▸ **DATA PROVIDED**:
»»
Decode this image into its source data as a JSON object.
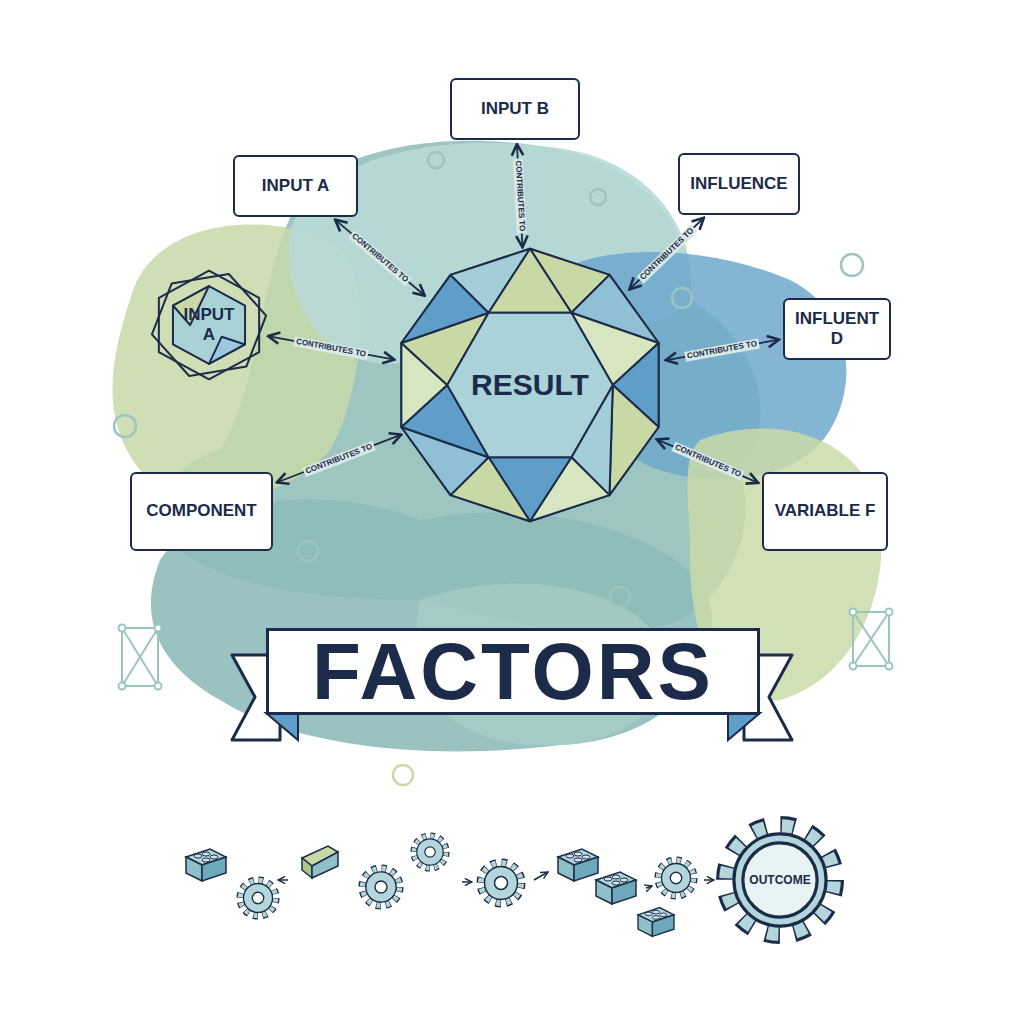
{
  "diagram": {
    "title": "FACTORS",
    "nodes": [
      {
        "text": [
          "INPUT B"
        ]
      },
      {
        "text": [
          "INPUT A"
        ]
      },
      {
        "text": [
          "INFLUENCE"
        ]
      },
      {
        "text": [
          "INPUT A"
        ]
      },
      {
        "text": [
          "RESULT"
        ]
      },
      {
        "text": [
          "INFLUENT D"
        ]
      },
      {
        "text": [
          "COMPONENT"
        ]
      },
      {
        "text": [
          "VARIABLE F"
        ]
      },
      {
        "text": [
          "OUTCOME"
        ]
      }
    ],
    "edges": [
      {
        "from": 0,
        "to": 4,
        "label": "CONTRIBUTES TO",
        "arrow": "both"
      },
      {
        "from": 1,
        "to": 4,
        "label": "CONTRIBUTES TO",
        "arrow": "both"
      },
      {
        "from": 2,
        "to": 4,
        "label": "CONTRIBUTES TO",
        "arrow": "both"
      },
      {
        "from": 3,
        "to": 4,
        "label": "CONTRIBUTES TO",
        "arrow": "both"
      },
      {
        "from": 5,
        "to": 4,
        "label": "CONTRIBUTES TO",
        "arrow": "both"
      },
      {
        "from": 6,
        "to": 4,
        "label": "CONTRIBUTES TO",
        "arrow": "both"
      },
      {
        "from": 7,
        "to": 4,
        "label": "CONTRIBUTES TO",
        "arrow": "both"
      }
    ]
  }
}
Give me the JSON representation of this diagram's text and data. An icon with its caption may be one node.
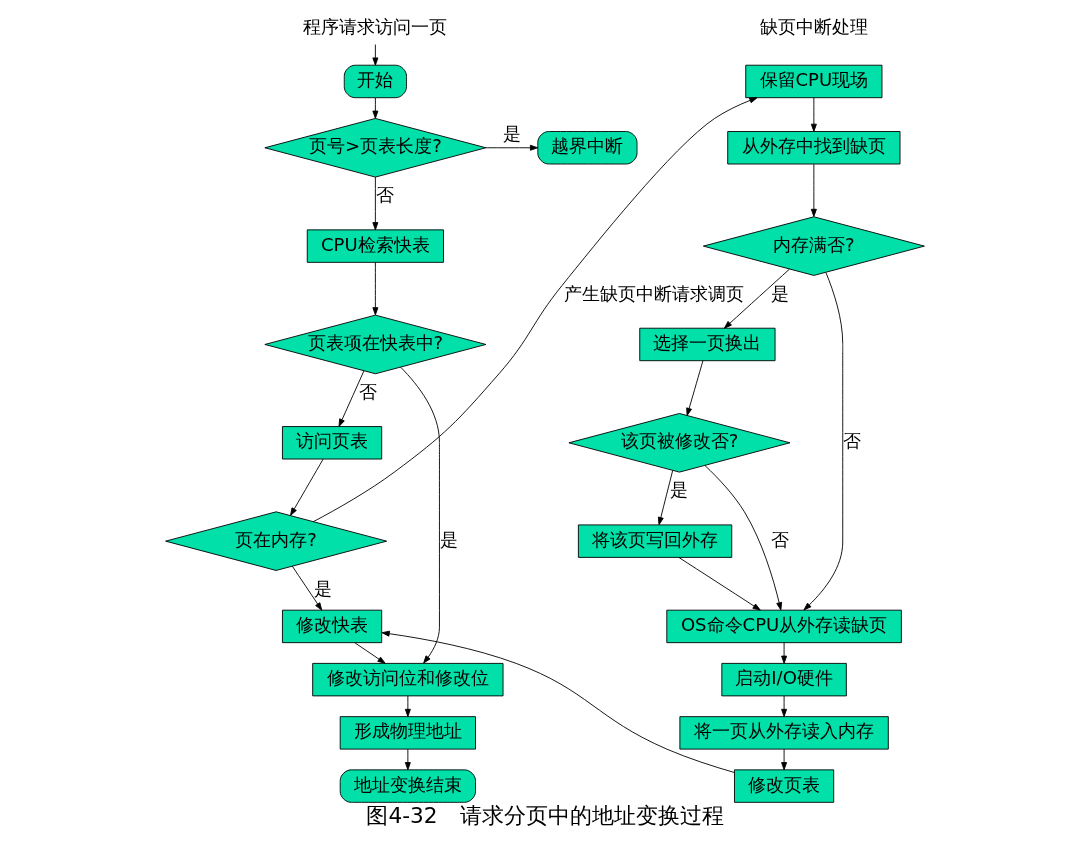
{
  "diagram": {
    "caption": "图4-32　请求分页中的地址变换过程",
    "nodes": [
      {
        "text": [
          "程序请求访问一页"
        ]
      },
      {
        "text": [
          "开始"
        ]
      },
      {
        "text": [
          "页号>页表长度?"
        ]
      },
      {
        "text": [
          "越界中断"
        ]
      },
      {
        "text": [
          "CPU检索快表"
        ]
      },
      {
        "text": [
          "页表项在快表中?"
        ]
      },
      {
        "text": [
          "访问页表"
        ]
      },
      {
        "text": [
          "页在内存?"
        ]
      },
      {
        "text": [
          "修改快表"
        ]
      },
      {
        "text": [
          "修改访问位和修改位"
        ]
      },
      {
        "text": [
          "形成物理地址"
        ]
      },
      {
        "text": [
          "地址变换结束"
        ]
      },
      {
        "text": [
          "保留CPU现场"
        ]
      },
      {
        "text": [
          "从外存中找到缺页"
        ]
      },
      {
        "text": [
          "内存满否?"
        ]
      },
      {
        "text": [
          "选择一页换出"
        ]
      },
      {
        "text": [
          "该页被修改否?"
        ]
      },
      {
        "text": [
          "将该页写回外存"
        ]
      },
      {
        "text": [
          "OS命令CPU从外存读缺页"
        ]
      },
      {
        "text": [
          "启动I/O硬件"
        ]
      },
      {
        "text": [
          "将一页从外存读入内存"
        ]
      },
      {
        "text": [
          "修改页表"
        ]
      }
    ],
    "edges": [
      {
        "from": 0,
        "to": 1,
        "arrow": "to"
      },
      {
        "from": 1,
        "to": 2,
        "arrow": "to"
      },
      {
        "from": 2,
        "to": 3,
        "arrow": "to",
        "label": "是"
      },
      {
        "from": 2,
        "to": 4,
        "arrow": "to",
        "label": "否"
      },
      {
        "from": 4,
        "to": 5,
        "arrow": "to"
      },
      {
        "from": 5,
        "to": 6,
        "arrow": "to",
        "label": "否"
      },
      {
        "from": 5,
        "to": 9,
        "arrow": "to",
        "label": "是"
      },
      {
        "from": 6,
        "to": 7,
        "arrow": "to"
      },
      {
        "from": 7,
        "to": 8,
        "arrow": "to",
        "label": "是"
      },
      {
        "from": 7,
        "to": 12,
        "arrow": "to",
        "label": "产生缺页中断请求调页"
      },
      {
        "from": 8,
        "to": 9,
        "arrow": "to"
      },
      {
        "from": 9,
        "to": 10,
        "arrow": "to"
      },
      {
        "from": 10,
        "to": 11,
        "arrow": "to"
      },
      {
        "from": 12,
        "to": 13,
        "arrow": "to"
      },
      {
        "from": 13,
        "to": 14,
        "arrow": "to"
      },
      {
        "from": 14,
        "to": 15,
        "arrow": "to",
        "label": "是"
      },
      {
        "from": 14,
        "to": 18,
        "arrow": "to",
        "label": "否"
      },
      {
        "from": 15,
        "to": 16,
        "arrow": "to"
      },
      {
        "from": 16,
        "to": 17,
        "arrow": "to",
        "label": "是"
      },
      {
        "from": 16,
        "to": 18,
        "arrow": "to",
        "label": "否"
      },
      {
        "from": 17,
        "to": 18,
        "arrow": "to"
      },
      {
        "from": 18,
        "to": 19,
        "arrow": "to"
      },
      {
        "from": 19,
        "to": 20,
        "arrow": "to"
      },
      {
        "from": 20,
        "to": 21,
        "arrow": "to"
      },
      {
        "from": 21,
        "to": 8,
        "arrow": "to"
      }
    ],
    "labels": [
      "缺页中断处理"
    ]
  }
}
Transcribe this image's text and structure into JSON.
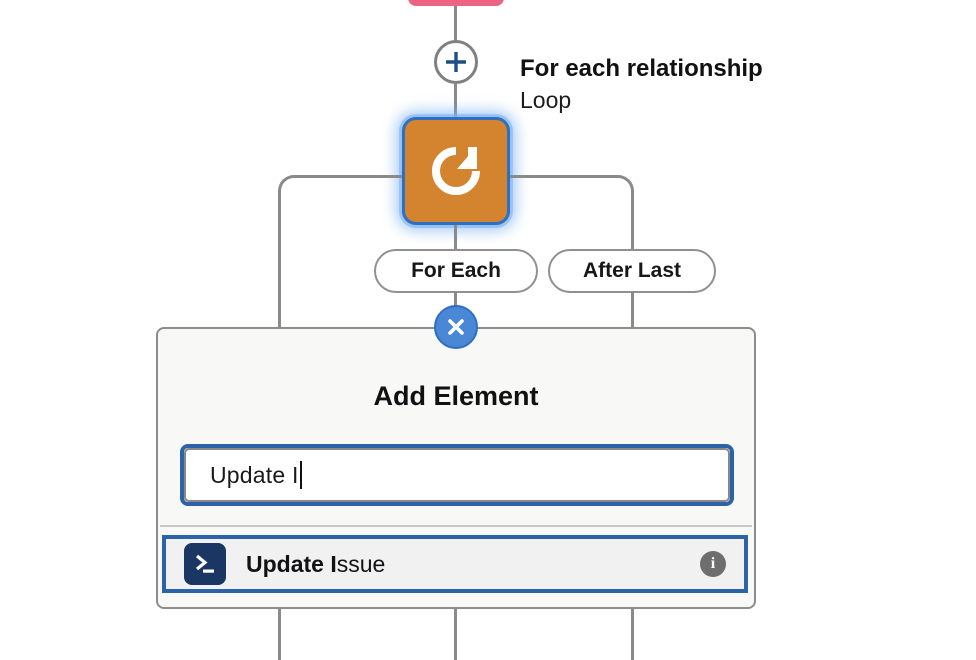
{
  "flow": {
    "node_caption": {
      "title": "For each relationship",
      "subtitle": "Loop"
    },
    "add_step_icon": "plus-icon",
    "loop_node": {
      "icon": "loop-refresh-icon",
      "color": "#d4832f",
      "selected_outline_color": "#2f6fc0"
    },
    "upstream_node_color": "#ec6384",
    "branches": [
      {
        "label": "For Each",
        "name": "pill-foreach"
      },
      {
        "label": "After Last",
        "name": "pill-afterlast"
      }
    ],
    "connector_color": "#8a8a8a"
  },
  "dialog": {
    "close_icon": "close-x-icon",
    "title": "Add Element",
    "search": {
      "value": "Update I",
      "placeholder": ""
    },
    "suggestions": [
      {
        "icon": "terminal-icon",
        "match": "Update I",
        "rest": "ssue",
        "full_label": "Update Issue",
        "info_icon": "info-icon"
      }
    ]
  },
  "colors": {
    "accent_blue": "#2c63a8",
    "button_blue": "#4a88d6",
    "loop_orange": "#d4832f",
    "pink": "#ec6384",
    "line_gray": "#8a8a8a",
    "dialog_bg": "#f8f8f6"
  }
}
««
▸ **TASK DETAILS**: Write out, please, the lines of the listing above from the one with "Transcribe this image's" through the very last, exactly as given and with no pictures.

▸ **EXPECTED ANSWER**:
Transcribe this image's text and structure into JSON.
{
  "flow": {
    "node_caption": {
      "title": "For each relationship",
      "subtitle": "Loop"
    },
    "add_step_icon": "plus-icon",
    "loop_node": {
      "icon": "loop-refresh-icon",
      "color": "#d4832f",
      "selected_outline_color": "#2f6fc0"
    },
    "upstream_node_color": "#ec6384",
    "branches": [
      {
        "label": "For Each",
        "name": "pill-foreach"
      },
      {
        "label": "After Last",
        "name": "pill-afterlast"
      }
    ],
    "connector_color": "#8a8a8a"
  },
  "dialog": {
    "close_icon": "close-x-icon",
    "title": "Add Element",
    "search": {
      "value": "Update I",
      "placeholder": ""
    },
    "suggestions": [
      {
        "icon": "terminal-icon",
        "match": "Update I",
        "rest": "ssue",
        "full_label": "Update Issue",
        "info_icon": "info-icon"
      }
    ]
  },
  "colors": {
    "accent_blue": "#2c63a8",
    "button_blue": "#4a88d6",
    "loop_orange": "#d4832f",
    "pink": "#ec6384",
    "line_gray": "#8a8a8a",
    "dialog_bg": "#f8f8f6"
  }
}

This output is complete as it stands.